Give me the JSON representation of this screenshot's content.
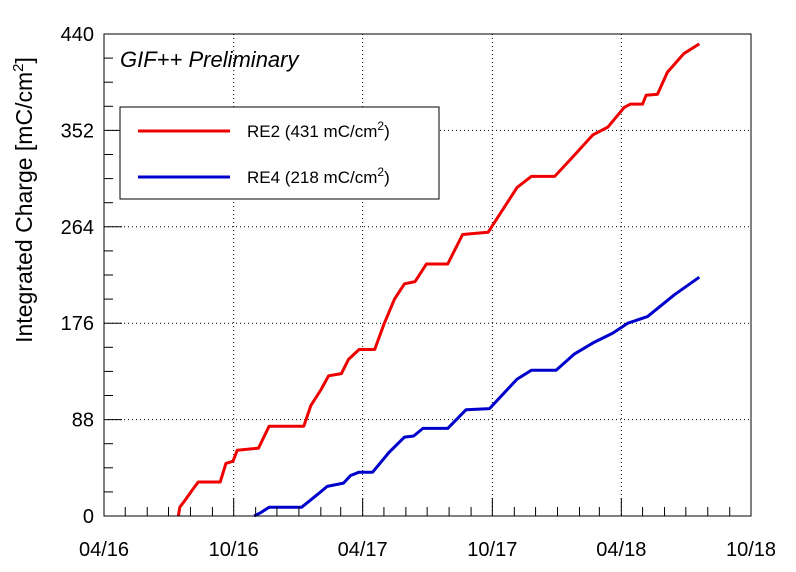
{
  "chart_data": {
    "type": "line",
    "annotation": "GIF++ Preliminary",
    "ylabel": "Integrated Charge [mC/cm",
    "ylabel_sup": "2",
    "ylabel_tail": "]",
    "ylim": [
      0,
      440
    ],
    "yticks": [
      0,
      88,
      176,
      264,
      352,
      440
    ],
    "ytick_labels": [
      "0",
      "88",
      "176",
      "264",
      "352",
      "440"
    ],
    "xlim": [
      "2016-04-01",
      "2018-10-01"
    ],
    "xticks": [
      "2016-04-01",
      "2016-10-01",
      "2017-04-01",
      "2017-10-01",
      "2018-04-01",
      "2018-10-01"
    ],
    "xtick_labels": [
      "04/16",
      "10/16",
      "04/17",
      "10/17",
      "04/18",
      "10/18"
    ],
    "grid": true,
    "legend_position": "top-left",
    "legend": [
      {
        "text": "RE2 (431 mC/cm",
        "sup": "2",
        "tail": ")",
        "color": "#ee0000"
      },
      {
        "text": "RE4 (218 mC/cm",
        "sup": "2",
        "tail": ")",
        "color": "#0000cc"
      }
    ],
    "series": [
      {
        "color": "#ee0000",
        "points": [
          [
            "2016-07-15",
            0
          ],
          [
            "2016-07-17",
            8
          ],
          [
            "2016-07-25",
            15
          ],
          [
            "2016-08-05",
            25
          ],
          [
            "2016-08-12",
            31
          ],
          [
            "2016-09-12",
            31
          ],
          [
            "2016-09-20",
            48
          ],
          [
            "2016-09-30",
            50
          ],
          [
            "2016-10-06",
            60
          ],
          [
            "2016-11-05",
            62
          ],
          [
            "2016-11-20",
            82
          ],
          [
            "2017-01-08",
            82
          ],
          [
            "2017-01-18",
            101
          ],
          [
            "2017-02-01",
            115
          ],
          [
            "2017-02-12",
            128
          ],
          [
            "2017-03-02",
            130
          ],
          [
            "2017-03-12",
            143
          ],
          [
            "2017-03-27",
            152
          ],
          [
            "2017-04-18",
            152
          ],
          [
            "2017-05-01",
            175
          ],
          [
            "2017-05-16",
            198
          ],
          [
            "2017-05-30",
            212
          ],
          [
            "2017-06-14",
            214
          ],
          [
            "2017-06-30",
            230
          ],
          [
            "2017-07-30",
            230
          ],
          [
            "2017-08-20",
            257
          ],
          [
            "2017-09-25",
            259
          ],
          [
            "2017-10-18",
            282
          ],
          [
            "2017-11-05",
            300
          ],
          [
            "2017-11-25",
            310
          ],
          [
            "2017-12-28",
            310
          ],
          [
            "2018-01-20",
            326
          ],
          [
            "2018-02-20",
            348
          ],
          [
            "2018-03-13",
            355
          ],
          [
            "2018-04-05",
            373
          ],
          [
            "2018-04-14",
            376
          ],
          [
            "2018-05-01",
            376
          ],
          [
            "2018-05-06",
            384
          ],
          [
            "2018-05-22",
            385
          ],
          [
            "2018-06-05",
            405
          ],
          [
            "2018-06-28",
            422
          ],
          [
            "2018-07-20",
            431
          ]
        ]
      },
      {
        "color": "#0000cc",
        "points": [
          [
            "2016-10-30",
            0
          ],
          [
            "2016-11-08",
            3
          ],
          [
            "2016-11-20",
            8
          ],
          [
            "2017-01-05",
            8
          ],
          [
            "2017-01-28",
            20
          ],
          [
            "2017-02-10",
            27
          ],
          [
            "2017-03-05",
            30
          ],
          [
            "2017-03-15",
            37
          ],
          [
            "2017-03-27",
            40
          ],
          [
            "2017-04-15",
            40
          ],
          [
            "2017-05-08",
            58
          ],
          [
            "2017-05-30",
            72
          ],
          [
            "2017-06-12",
            73
          ],
          [
            "2017-06-25",
            80
          ],
          [
            "2017-07-30",
            80
          ],
          [
            "2017-08-25",
            97
          ],
          [
            "2017-09-27",
            98
          ],
          [
            "2017-11-05",
            125
          ],
          [
            "2017-11-25",
            133
          ],
          [
            "2017-12-30",
            133
          ],
          [
            "2018-01-25",
            148
          ],
          [
            "2018-02-20",
            158
          ],
          [
            "2018-03-20",
            167
          ],
          [
            "2018-04-10",
            176
          ],
          [
            "2018-05-08",
            182
          ],
          [
            "2018-06-15",
            202
          ],
          [
            "2018-07-20",
            218
          ]
        ]
      }
    ]
  }
}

==================================================

WRITTEN TASK: Filter out all lines lacking the word "color" and copy the rest.

ANSWER TO THE TASK:
        "color": "#ee0000"
        "color": "#0000cc"
        "color": "#ee0000",
        "color": "#0000cc",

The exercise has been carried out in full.